**Requirements**
Images do not belong in the copy. Retype all the entries below exactly.
____________________
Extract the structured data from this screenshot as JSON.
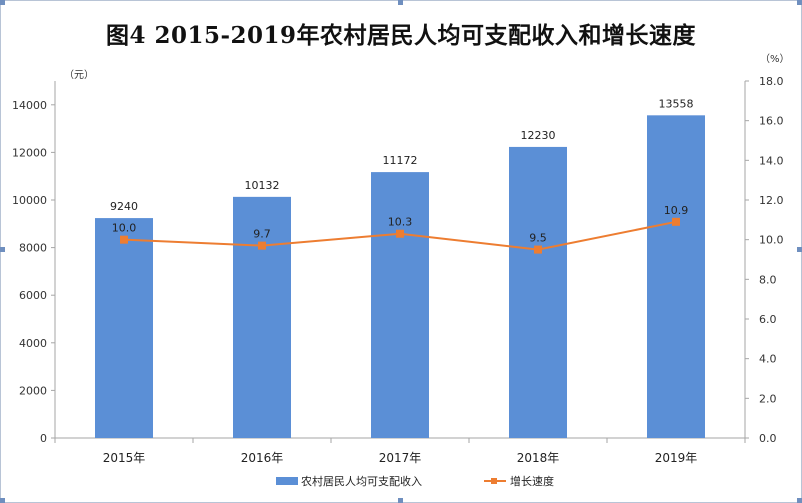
{
  "chart_data": {
    "type": "bar",
    "title": "图4  2015-2019年农村居民人均可支配收入和增长速度",
    "categories": [
      "2015年",
      "2016年",
      "2017年",
      "2018年",
      "2019年"
    ],
    "series": [
      {
        "name": "农村居民人均可支配收入",
        "type": "bar",
        "axis": "left",
        "color": "#5b8fd6",
        "values": [
          9240,
          10132,
          11172,
          12230,
          13558
        ]
      },
      {
        "name": "增长速度",
        "type": "line",
        "axis": "right",
        "color": "#ed7d31",
        "values": [
          10.0,
          9.7,
          10.3,
          9.5,
          10.9
        ],
        "labels": [
          "10.0",
          "9.7",
          "10.3",
          "9.5",
          "10.9"
        ]
      }
    ],
    "y_left": {
      "unit": "（元）",
      "ylim": [
        0,
        15000
      ],
      "ticks": [
        "0",
        "2000",
        "4000",
        "6000",
        "8000",
        "10000",
        "12000",
        "14000"
      ]
    },
    "y_right": {
      "unit": "（%）",
      "ylim": [
        0,
        18
      ],
      "ticks": [
        "0.0",
        "2.0",
        "4.0",
        "6.0",
        "8.0",
        "10.0",
        "12.0",
        "14.0",
        "16.0",
        "18.0"
      ]
    },
    "grid": false,
    "legend": "bottom"
  }
}
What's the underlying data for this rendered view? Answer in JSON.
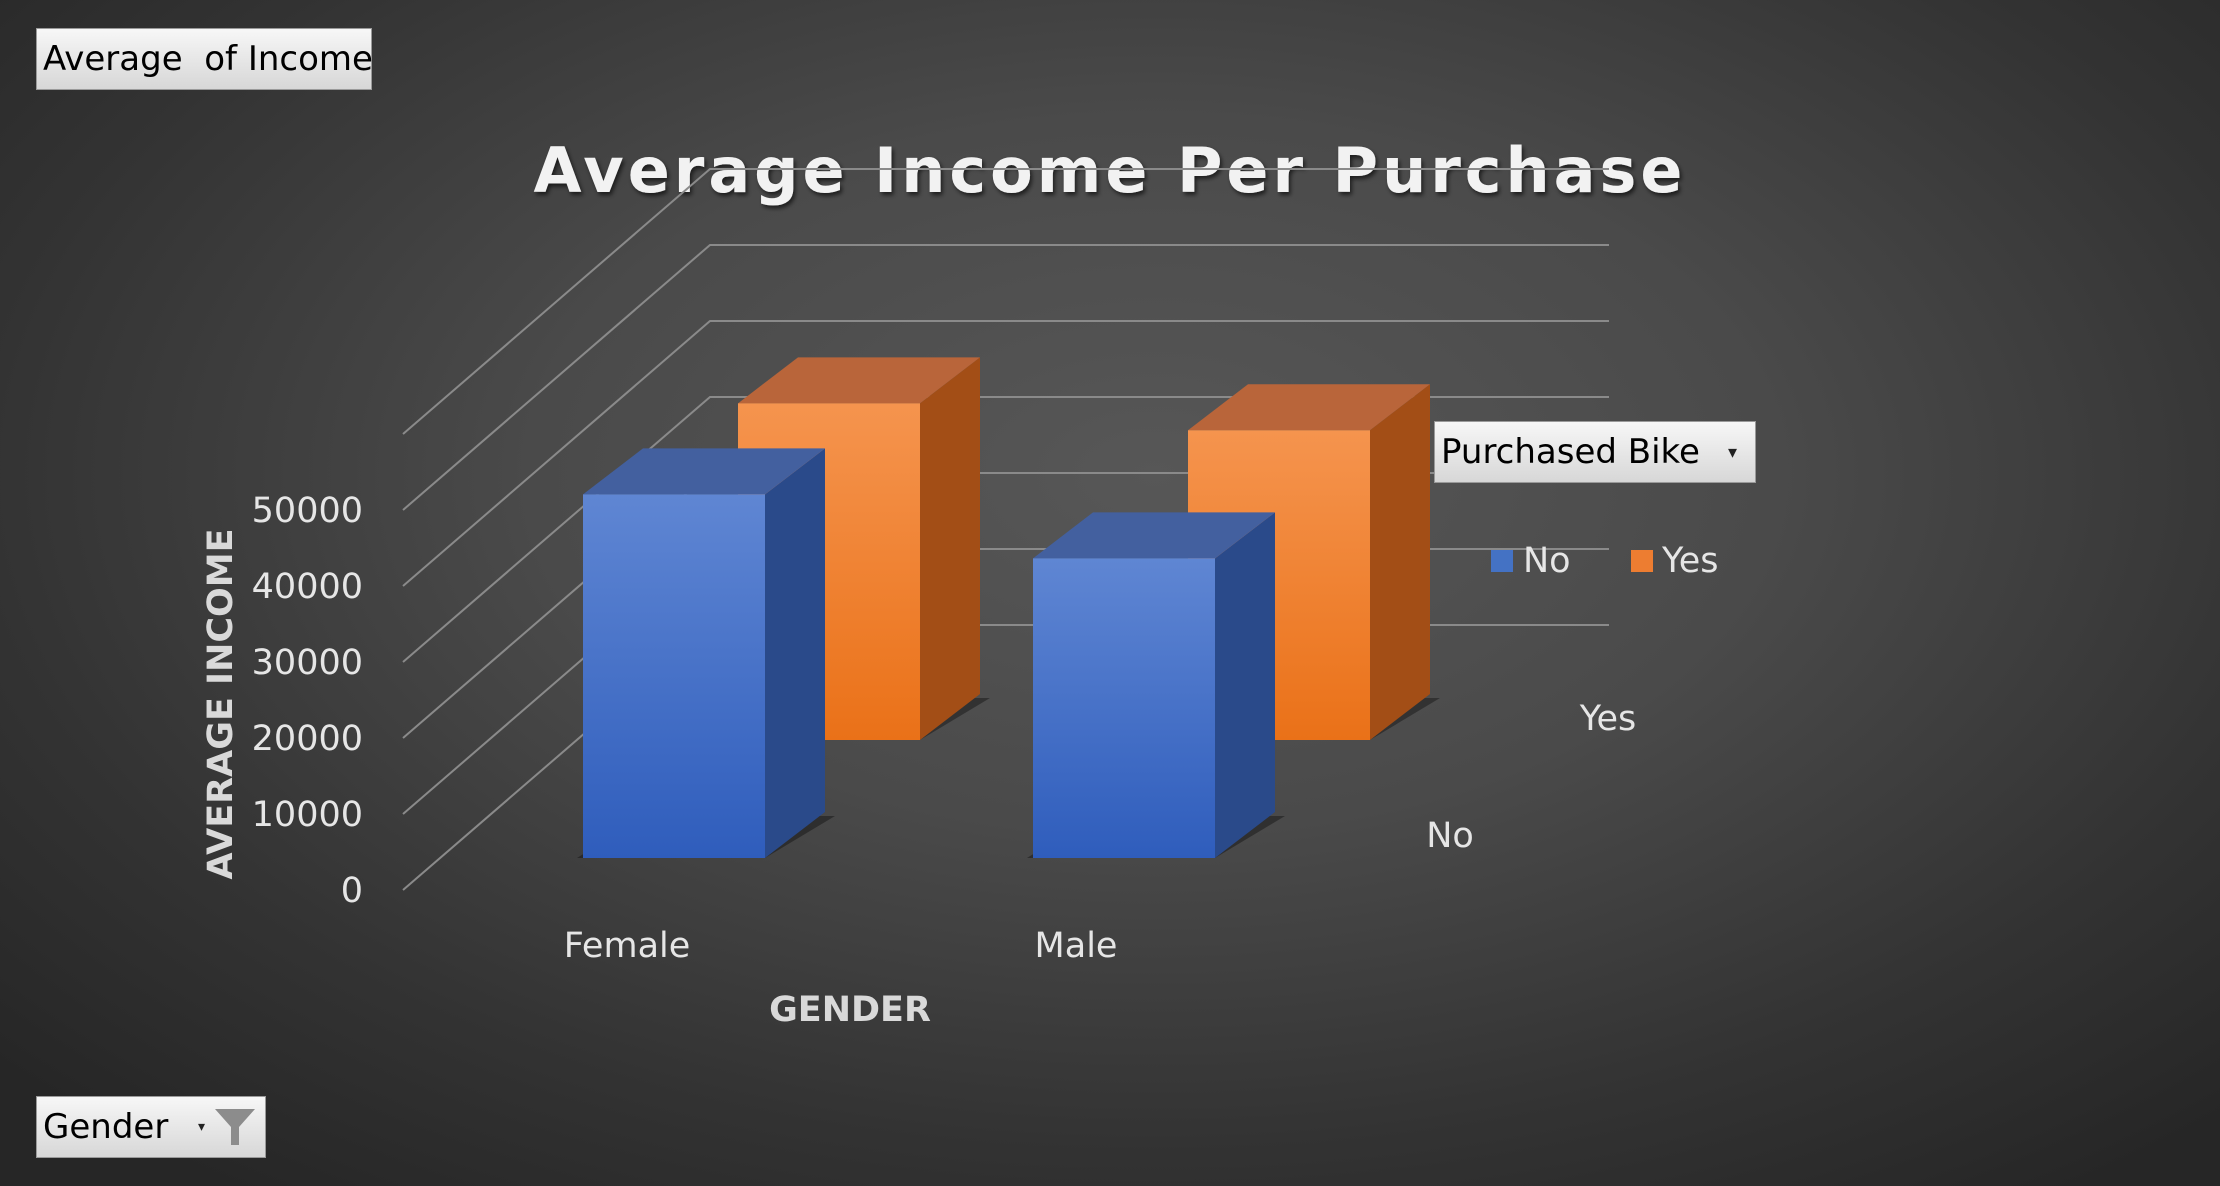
____________________
**In response**
Extract the structured data from this screenshot as JSON.
{
  "chart_data": {
    "type": "bar",
    "title": "图4  2015-2019年农村居民人均可支配收入和增长速度",
    "categories": [
      "2015年",
      "2016年",
      "2017年",
      "2018年",
      "2019年"
    ],
    "series": [
      {
        "name": "农村居民人均可支配收入",
        "type": "bar",
        "axis": "left",
        "color": "#5b8fd6",
        "values": [
          9240,
          10132,
          11172,
          12230,
          13558
        ]
      },
      {
        "name": "增长速度",
        "type": "line",
        "axis": "right",
        "color": "#ed7d31",
        "values": [
          10.0,
          9.7,
          10.3,
          9.5,
          10.9
        ],
        "labels": [
          "10.0",
          "9.7",
          "10.3",
          "9.5",
          "10.9"
        ]
      }
    ],
    "y_left": {
      "unit": "（元）",
      "ylim": [
        0,
        15000
      ],
      "ticks": [
        "0",
        "2000",
        "4000",
        "6000",
        "8000",
        "10000",
        "12000",
        "14000"
      ]
    },
    "y_right": {
      "unit": "（%）",
      "ylim": [
        0,
        18
      ],
      "ticks": [
        "0.0",
        "2.0",
        "4.0",
        "6.0",
        "8.0",
        "10.0",
        "12.0",
        "14.0",
        "16.0",
        "18.0"
      ]
    },
    "grid": false,
    "legend": "bottom"
  }
}
What's the underlying data for this rendered view? Answer in JSON.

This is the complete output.